* Recorded information:
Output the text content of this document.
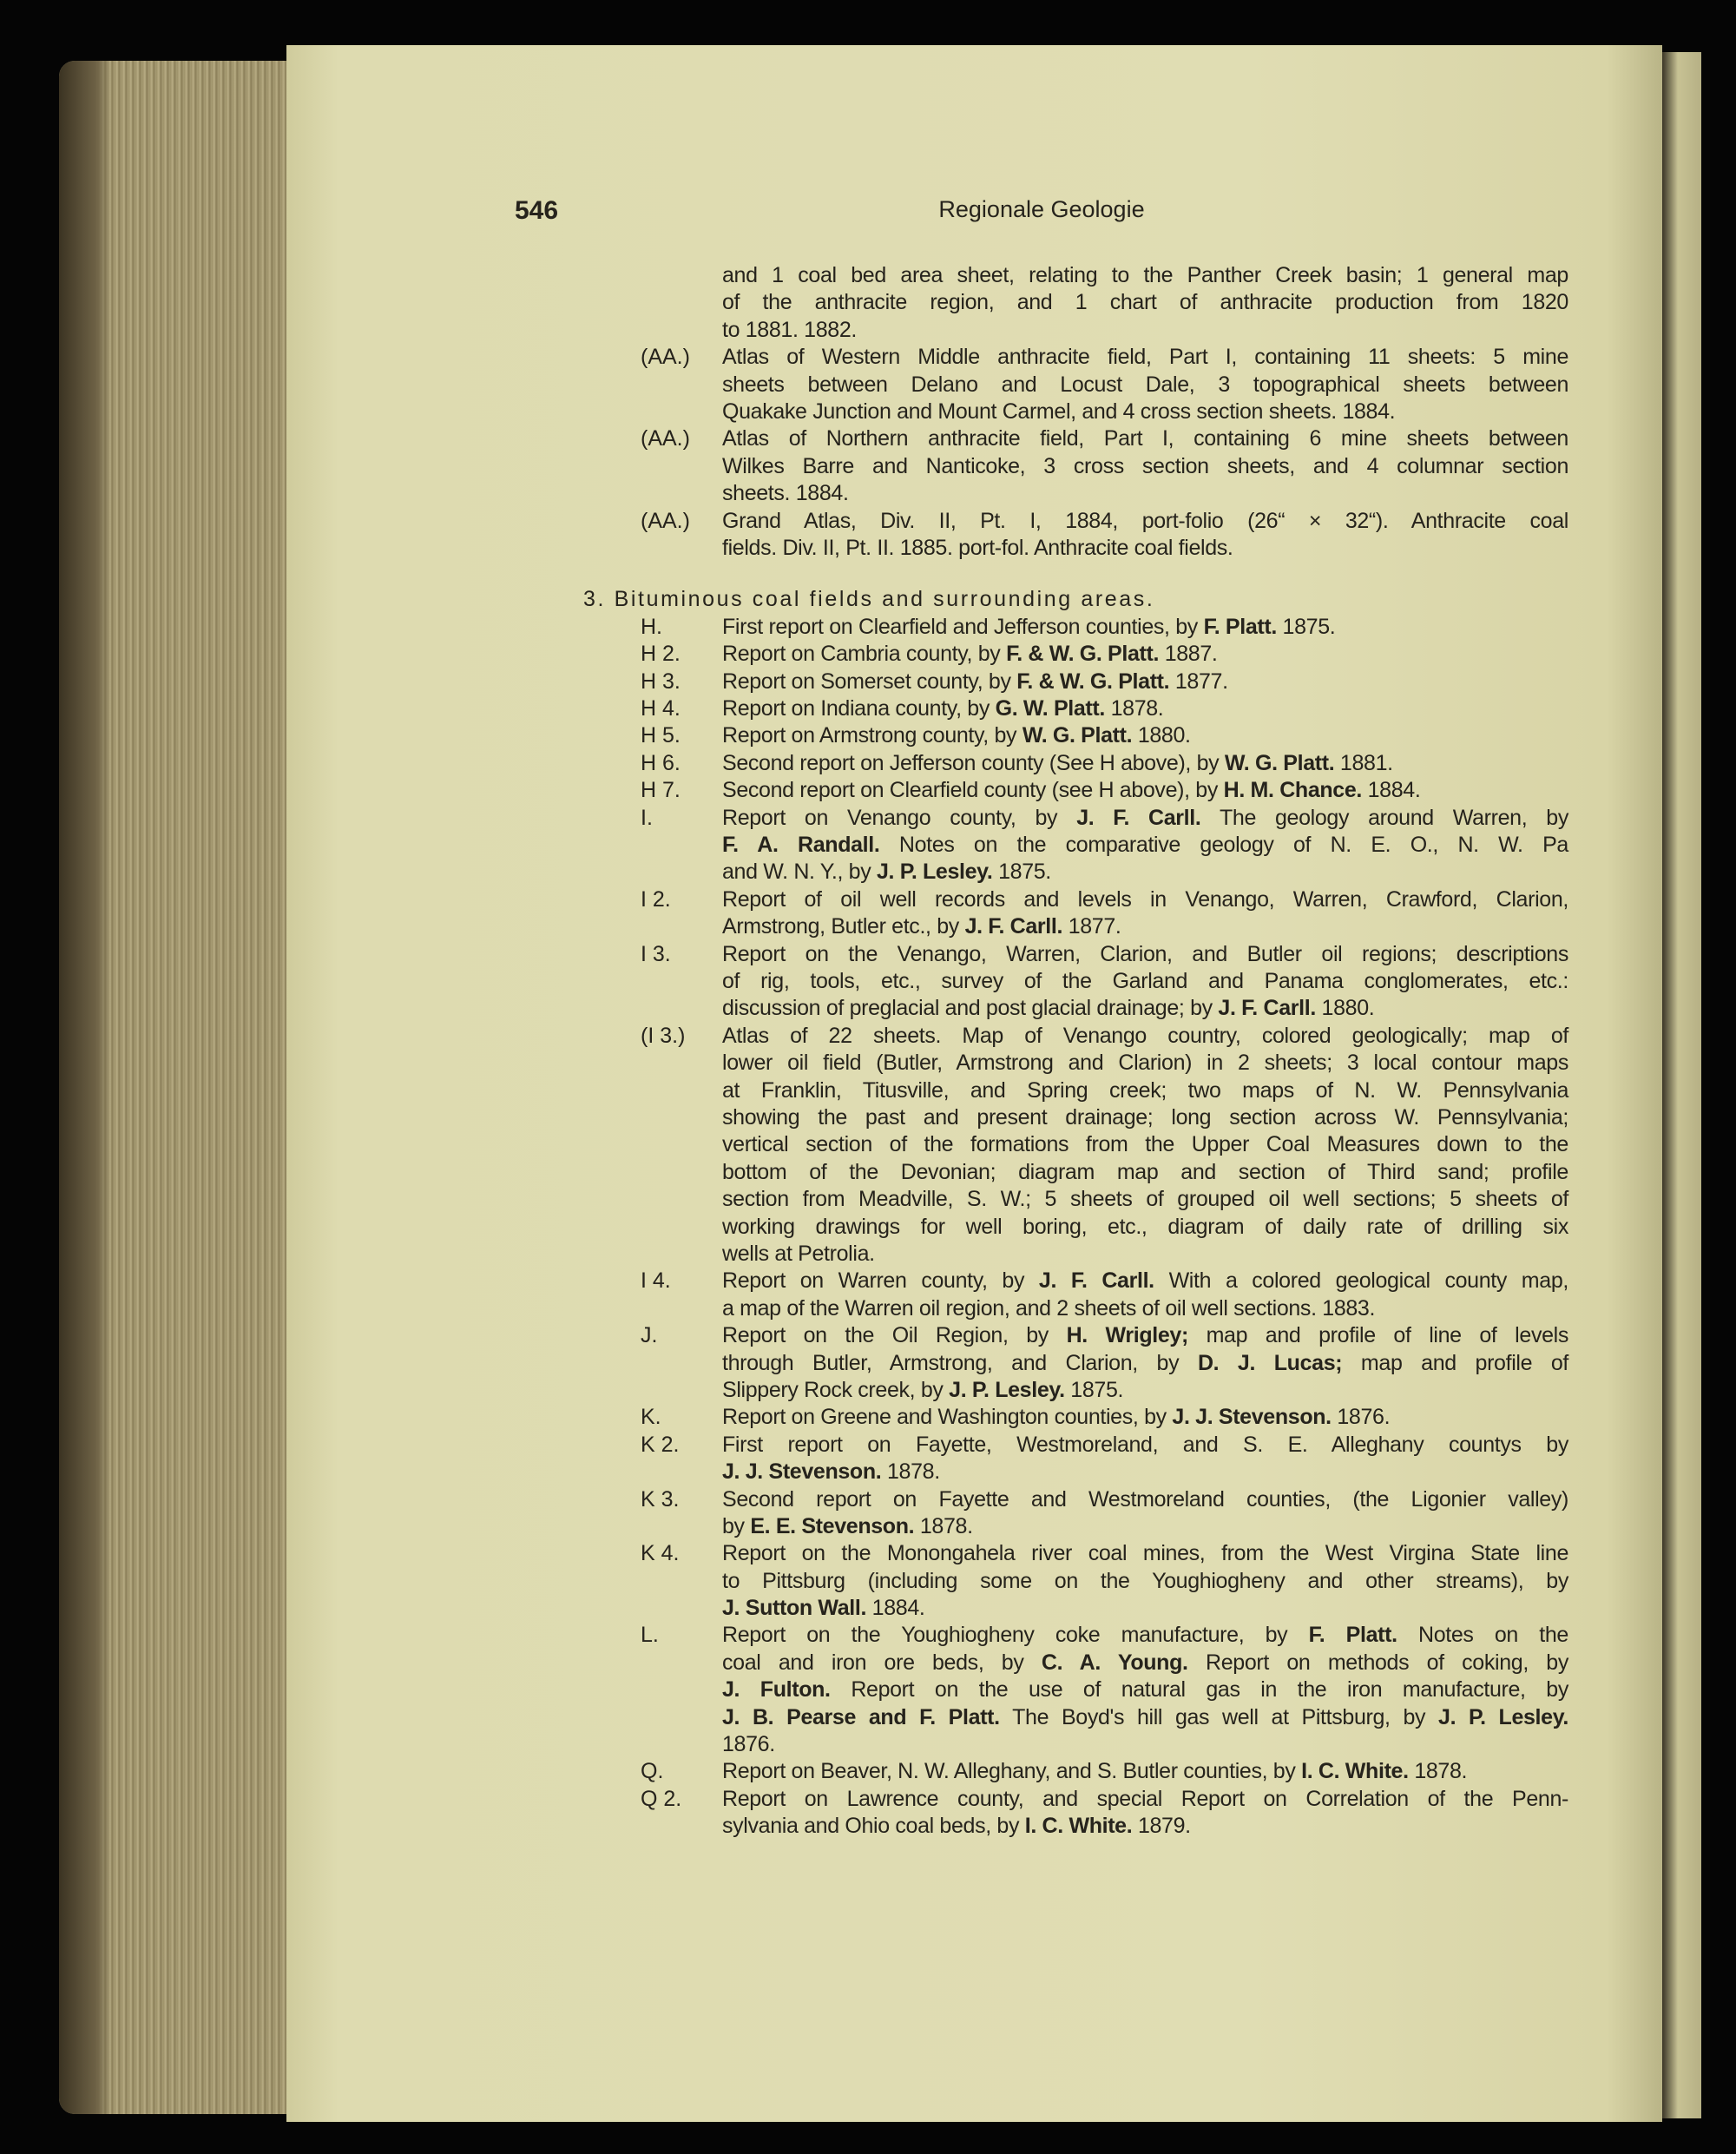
546	Regionale Geologie
and 1 coal bed area sheet, relating to the Panther Creek basin; 1 general map
of the anthracite region, and 1 chart of anthracite production from 1820
to 1881. 1882.
(AA.) Atlas of Western Middle anthracite field, Part I, containing 11 sheets: 5 mine
sheets between Delano and Locust Dale, 3 topographical sheets between
Quakake Junction and Mount Carmel, and 4 cross section sheets. 1884.
(AA.) Atlas of Northern anthracite field, Part I, containing 6 mine sheets between
Wilkes Barre and Nanticoke, 3 cross section sheets, and 4 columnar section
sheets. 1884.
(AA.) Grand Atlas, Div. II, Pt. I, 1884, port-folio (26“ × 32“). Anthracite coal
fields. Div. II, Pt. II. 1885. port-fol. Anthracite coal fields.
3. Bituminous coal fields and surrounding areas.
H.	First report on Clearfield and Jefferson counties, by F. Platt. 1875.
H 2. Report on Cambria county, by F. & W. G. Platt. 1887.
H 3. Report on Somerset county, by F. & W. G. Platt. 1877.
H 4. Report on Indiana county, by G. W. Platt. 1878.
H 5. Report on Armstrong county, by W. G. Platt. 1880.
H 6. Second report on Jefferson county (See H above), by W. G. Platt. 1881.
H 7. Second report on Clearfield county (see H above), by H. M. Chance. 1884.
I.	Report on Venango county, by J. F. Carll. The geology around Warren, by
F. A. Randall. Notes on the comparative geology of N. E. O., N. W. Pa
and W. N. Y., by J. P. Lesley. 1875.
I 2. Report of oil well records and levels in Venango, Warren, Crawford, Clarion,
Armstrong, Butler etc., by J. F. Carll. 1877.
I 3. Report on the Venango, Warren, Clarion, and Butler oil regions; descriptions
of rig, tools, etc., survey of the Garland and Panama conglomerates, etc.:
discussion of preglacial and post glacial drainage; by J. F. Carll. 1880.
(I 3.) Atlas of 22 sheets. Map of Venango country, colored geologically; map of
lower oil field (Butler, Armstrong and Clarion) in 2 sheets; 3 local contour maps
at Franklin, Titusville, and Spring creek; two maps of N. W. Pennsylvania
showing the past and present drainage; long section across W. Pennsylvania;
vertical section of the formations from the Upper Coal Measures down to the
bottom of the Devonian; diagram map and section of Third sand; profile
section from Meadville, S. W.; 5 sheets of grouped oil well sections; 5 sheets of
working drawings for well boring, etc., diagram of daily rate of drilling six
wells at Petrolia.
I 4. Report on Warren county, by J. F. Carll. With a colored geological county map,
a map of the Warren oil region, and 2 sheets of oil well sections. 1883.
J.	Report on the Oil Region, by H. Wrigley; map and profile of line of levels
through Butler, Armstrong, and Clarion, by D. J. Lucas; map and profile of
Slippery Rock creek, by J. P. Lesley. 1875.
K.	Report on Greene and Washington counties, by J. J. Stevenson. 1876.
K 2. First report on Fayette, Westmoreland, and S. E. Alleghany countys by
J. J. Stevenson. 1878.
K 3. Second report on Fayette and Westmoreland counties, (the Ligonier valley)
by E. E. Stevenson. 1878.
K 4. Report on the Monongahela river coal mines, from the West Virgina State line
to Pittsburg (including some on the Youghiogheny and other streams), by
J. Sutton Wall. 1884.
L.	Report on the Youghiogheny coke manufacture, by F. Platt. Notes on the
coal and iron ore beds, by C. A. Young. Report on methods of coking, by
J. Fulton. Report on the use of natural gas in the iron manufacture, by
J. B. Pearse and F. Platt. The Boyd's hill gas well at Pittsburg, by J. P. Lesley.
1876.
Q.	Report on Beaver, N. W. Alleghany, and S. Butler counties, by I. C. White. 1878.
Q 2. Report on Lawrence county, and special Report on Correlation of the Penn-
sylvania and Ohio coal beds, by I. C. White. 1879.
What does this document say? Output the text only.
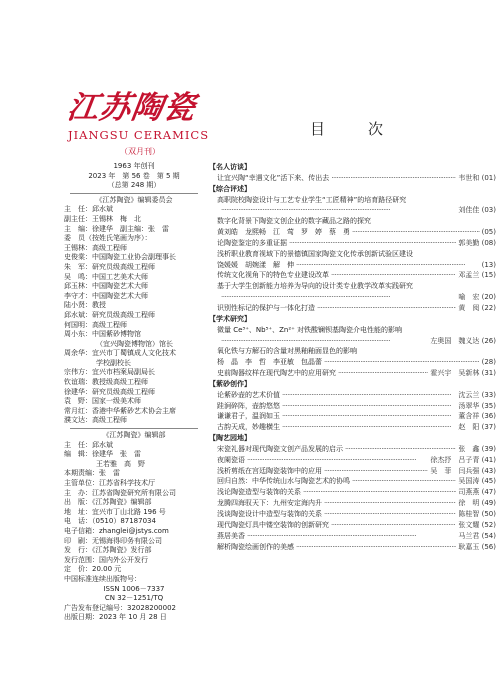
江苏陶瓷
JIANGSU CERAMICS
（双月刊）
1963 年创刊
2023 年　第 56 卷　第 5 期
（总第 248 期）
《江苏陶瓷》编辑委员会
主　任：邱水斌
副主任：王锡林　梅　北
主　编：徐建华　副主编：张　雷
委　员（按姓氏笔画为序）：
王锡林：高级工程师
史俊棠：中国陶瓷工业协会副理事长
朱　军：研究员级高级工程师
吴　鸣：中国工艺美术大师
邱玉林：中国陶瓷艺术大师
李守才：中国陶瓷艺术大师
陆小贤：教授
邱水斌：研究员级高级工程师
何国明：高级工程师
周小东：中国紫砂博物馆
（宜兴陶瓷博物馆）馆长
周余华：宜兴市丁蜀镇成人文化技术
学校副校长
宗伟方：宜兴市档案局副局长
钦谊瑞：教授级高级工程师
徐建华：研究员级高级工程师
袁　野：国家一级美术师
常月红：香港中华紫砂艺术协会主席
濮文达：高级工程师
《江苏陶瓷》编辑部
主　任：邱水斌
编　辑：徐建华　张　雷
王若雅　高　野
本期责编：张　雷
主管单位：江苏省科学技术厅
主　办：江苏省陶瓷研究所有限公司
出　版：《江苏陶瓷》编辑部
地　址：宜兴市丁山北路 196 号
电　话：（0510）87187034
电子信箱：zhanglei@jstys.com
印　刷：无锡海得印务有限公司
发　行：《江苏陶瓷》发行部
发行范围：国内外公开发行
定　价：20.00 元
中国标准连续出版物号：
ISSN 1006－7337
CN 32－1251/TQ
广告发布登记编号：32028200002
出版日期：2023 年 10 月 28 日
目　次
【名人访谈】
让宜兴陶“幸遇文化”活下来、传出去 ·····	韦世和 (01)
【综合评述】
高职院校陶瓷设计与工艺专业学生“工匠精神”的培育路径研究
·····
刘佳佳 (03)
数字化背景下陶瓷文创企业的数字藏品之路的探究
黄刘皓　龙熙畅　江　莺　罗　婷　蔡　勇 ·····	(05)
论陶瓷鉴定的多重证据 ·····	郭美勤 (08)
浅析职业教育视域下的景德镇国家陶瓷文化传承创新试验区建设
饶媛媛　胡婉漾　解　伸 ·····	(13)
传统文化视角下的特色专业建设改革 ·····	邓孟兰 (15)
基于大学生创新能力培养为导向的设计类专业教学改革实践研究
·····
喻　宏 (20)
识别性标记的保护与一体化打造 ·····	黄　阅 (22)
【学术研究】
微量 Ce³⁺、Nb⁵⁺、Zn²⁺ 对铁酸镧钡基陶瓷介电性能的影响
·····
左奥国　魏义达 (26)
氧化铁与方解石的含量对黑釉釉面显色的影响
杨　晶　李　哲　李亚敏　包晶蕾 ·····	(28)
史前陶器纹样在现代陶艺中的应用研究 ·····	霍兴宇　吴新林 (31)
【紫砂创作】
论紫砂壶的艺术价值 ·····	沈云兰 (33)
跬涧碎阵，壶韵悠悠 ·····	汤翠华 (35)
谦谦君子，温润如玉 ·····	董含祥 (36)
古韵天成，妙趣横生 ·····	赵　阳 (37)
【陶艺园地】
宋瓷礼器对现代陶瓷文创产品发展的启示 ·····	张　鑫 (39)
夜阑瓷语 ·····	徐杰抒　吕子青 (41)
浅析剪纸在宫廷陶瓷装饰中的应用 ·····	吴　菲　闫兵强 (43)
回归自然：中华传统山水与陶瓷艺术的协鸣 ·····	吴国涛 (45)
浅论陶瓷造型与装饰的关系 ·····	司燕燕 (47)
龙腾四海驭天下：九州安定海内升 ·····	徐　明 (49)
浅谈陶瓷设计中造型与装饰的关系 ·····	陈桂智 (50)
现代陶瓷灯具中镂空装饰的创新研究 ·····	张文耀 (52)
燕居美香 ·····	马兰君 (54)
解析陶瓷绘画创作的美感 ·····	耿嘉玉 (56)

* Your objective: Transcribe the material exactly, and leave out whatever pictures it holds.

* Complete output:
Output the text content of this document.
546	Regionale Geologie
and 1 coal bed area sheet, relating to the Panther Creek basin; 1 general map
of the anthracite region, and 1 chart of anthracite production from 1820
to 1881. 1882.
(AA.) Atlas of Western Middle anthracite field, Part I, containing 11 sheets: 5 mine
sheets between Delano and Locust Dale, 3 topographical sheets between
Quakake Junction and Mount Carmel, and 4 cross section sheets. 1884.
(AA.) Atlas of Northern anthracite field, Part I, containing 6 mine sheets between
Wilkes Barre and Nanticoke, 3 cross section sheets, and 4 columnar section
sheets. 1884.
(AA.) Grand Atlas, Div. II, Pt. I, 1884, port-folio (26“ × 32“). Anthracite coal
fields. Div. II, Pt. II. 1885. port-fol. Anthracite coal fields.
3. Bituminous coal fields and surrounding areas.
H.	First report on Clearfield and Jefferson counties, by F. Platt. 1875.
H 2. Report on Cambria county, by F. & W. G. Platt. 1887.
H 3. Report on Somerset county, by F. & W. G. Platt. 1877.
H 4. Report on Indiana county, by G. W. Platt. 1878.
H 5. Report on Armstrong county, by W. G. Platt. 1880.
H 6. Second report on Jefferson county (See H above), by W. G. Platt. 1881.
H 7. Second report on Clearfield county (see H above), by H. M. Chance. 1884.
I.	Report on Venango county, by J. F. Carll. The geology around Warren, by
F. A. Randall. Notes on the comparative geology of N. E. O., N. W. Pa
and W. N. Y., by J. P. Lesley. 1875.
I 2. Report of oil well records and levels in Venango, Warren, Crawford, Clarion,
Armstrong, Butler etc., by J. F. Carll. 1877.
I 3. Report on the Venango, Warren, Clarion, and Butler oil regions; descriptions
of rig, tools, etc., survey of the Garland and Panama conglomerates, etc.:
discussion of preglacial and post glacial drainage; by J. F. Carll. 1880.
(I 3.) Atlas of 22 sheets. Map of Venango country, colored geologically; map of
lower oil field (Butler, Armstrong and Clarion) in 2 sheets; 3 local contour maps
at Franklin, Titusville, and Spring creek; two maps of N. W. Pennsylvania
showing the past and present drainage; long section across W. Pennsylvania;
vertical section of the formations from the Upper Coal Measures down to the
bottom of the Devonian; diagram map and section of Third sand; profile
section from Meadville, S. W.; 5 sheets of grouped oil well sections; 5 sheets of
working drawings for well boring, etc., diagram of daily rate of drilling six
wells at Petrolia.
I 4. Report on Warren county, by J. F. Carll. With a colored geological county map,
a map of the Warren oil region, and 2 sheets of oil well sections. 1883.
J.	Report on the Oil Region, by H. Wrigley; map and profile of line of levels
through Butler, Armstrong, and Clarion, by D. J. Lucas; map and profile of
Slippery Rock creek, by J. P. Lesley. 1875.
K.	Report on Greene and Washington counties, by J. J. Stevenson. 1876.
K 2. First report on Fayette, Westmoreland, and S. E. Alleghany countys by
J. J. Stevenson. 1878.
K 3. Second report on Fayette and Westmoreland counties, (the Ligonier valley)
by E. E. Stevenson. 1878.
K 4. Report on the Monongahela river coal mines, from the West Virgina State line
to Pittsburg (including some on the Youghiogheny and other streams), by
J. Sutton Wall. 1884.
L.	Report on the Youghiogheny coke manufacture, by F. Platt. Notes on the
coal and iron ore beds, by C. A. Young. Report on methods of coking, by
J. Fulton. Report on the use of natural gas in the iron manufacture, by
J. B. Pearse and F. Platt. The Boyd's hill gas well at Pittsburg, by J. P. Lesley.
1876.
Q.	Report on Beaver, N. W. Alleghany, and S. Butler counties, by I. C. White. 1878.
Q 2. Report on Lawrence county, and special Report on Correlation of the Penn-
sylvania and Ohio coal beds, by I. C. White. 1879.
What does this document say? Output the text only.
江苏陶瓷
JIANGSU CERAMICS
（双月刊）
1963 年创刊
2023 年　第 56 卷　第 5 期
（总第 248 期）
《江苏陶瓷》编辑委员会
主　任：邱水斌
副主任：王锡林　梅　北
主　编：徐建华　副主编：张　雷
委　员（按姓氏笔画为序）：
王锡林：高级工程师
史俊棠：中国陶瓷工业协会副理事长
朱　军：研究员级高级工程师
吴　鸣：中国工艺美术大师
邱玉林：中国陶瓷艺术大师
李守才：中国陶瓷艺术大师
陆小贤：教授
邱水斌：研究员级高级工程师
何国明：高级工程师
周小东：中国紫砂博物馆
（宜兴陶瓷博物馆）馆长
周余华：宜兴市丁蜀镇成人文化技术
学校副校长
宗伟方：宜兴市档案局副局长
钦谊瑞：教授级高级工程师
徐建华：研究员级高级工程师
袁　野：国家一级美术师
常月红：香港中华紫砂艺术协会主席
濮文达：高级工程师
《江苏陶瓷》编辑部
主　任：邱水斌
编　辑：徐建华　张　雷
王若雅　高　野
本期责编：张　雷
主管单位：江苏省科学技术厅
主　办：江苏省陶瓷研究所有限公司
出　版：《江苏陶瓷》编辑部
地　址：宜兴市丁山北路 196 号
电　话：（0510）87187034
电子信箱：zhanglei@jstys.com
印　刷：无锡海得印务有限公司
发　行：《江苏陶瓷》发行部
发行范围：国内外公开发行
定　价：20.00 元
中国标准连续出版物号：
ISSN 1006－7337
CN 32－1251/TQ
广告发布登记编号：32028200002
出版日期：2023 年 10 月 28 日
目　次
【名人访谈】
让宜兴陶“幸遇文化”活下来、传出去 ·····	韦世和 (01)
【综合评述】
高职院校陶瓷设计与工艺专业学生“工匠精神”的培育路径研究
·····
刘佳佳 (03)
数字化背景下陶瓷文创企业的数字藏品之路的探究
黄刘皓　龙熙畅　江　莺　罗　婷　蔡　勇 ·····	(05)
论陶瓷鉴定的多重证据 ·····	郭美勤 (08)
浅析职业教育视域下的景德镇国家陶瓷文化传承创新试验区建设
饶媛媛　胡婉漾　解　伸 ·····	(13)
传统文化视角下的特色专业建设改革 ·····	邓孟兰 (15)
基于大学生创新能力培养为导向的设计类专业教学改革实践研究
·····
喻　宏 (20)
识别性标记的保护与一体化打造 ·····	黄　阅 (22)
【学术研究】
微量 Ce³⁺、Nb⁵⁺、Zn²⁺ 对铁酸镧钡基陶瓷介电性能的影响
·····
左奥国　魏义达 (26)
氧化铁与方解石的含量对黑釉釉面显色的影响
杨　晶　李　哲　李亚敏　包晶蕾 ·····	(28)
史前陶器纹样在现代陶艺中的应用研究 ·····	霍兴宇　吴新林 (31)
【紫砂创作】
论紫砂壶的艺术价值 ·····	沈云兰 (33)
跬涧碎阵，壶韵悠悠 ·····	汤翠华 (35)
谦谦君子，温润如玉 ·····	董含祥 (36)
古韵天成，妙趣横生 ·····	赵　阳 (37)
【陶艺园地】
宋瓷礼器对现代陶瓷文创产品发展的启示 ·····	张　鑫 (39)
夜阑瓷语 ·····	徐杰抒　吕子青 (41)
浅析剪纸在宫廷陶瓷装饰中的应用 ·····	吴　菲　闫兵强 (43)
回归自然：中华传统山水与陶瓷艺术的协鸣 ·····	吴国涛 (45)
浅论陶瓷造型与装饰的关系 ·····	司燕燕 (47)
龙腾四海驭天下：九州安定海内升 ·····	徐　明 (49)
浅谈陶瓷设计中造型与装饰的关系 ·····	陈桂智 (50)
现代陶瓷灯具中镂空装饰的创新研究 ·····	张文耀 (52)
燕居美香 ·····	马兰君 (54)
解析陶瓷绘画创作的美感 ·····	耿嘉玉 (56)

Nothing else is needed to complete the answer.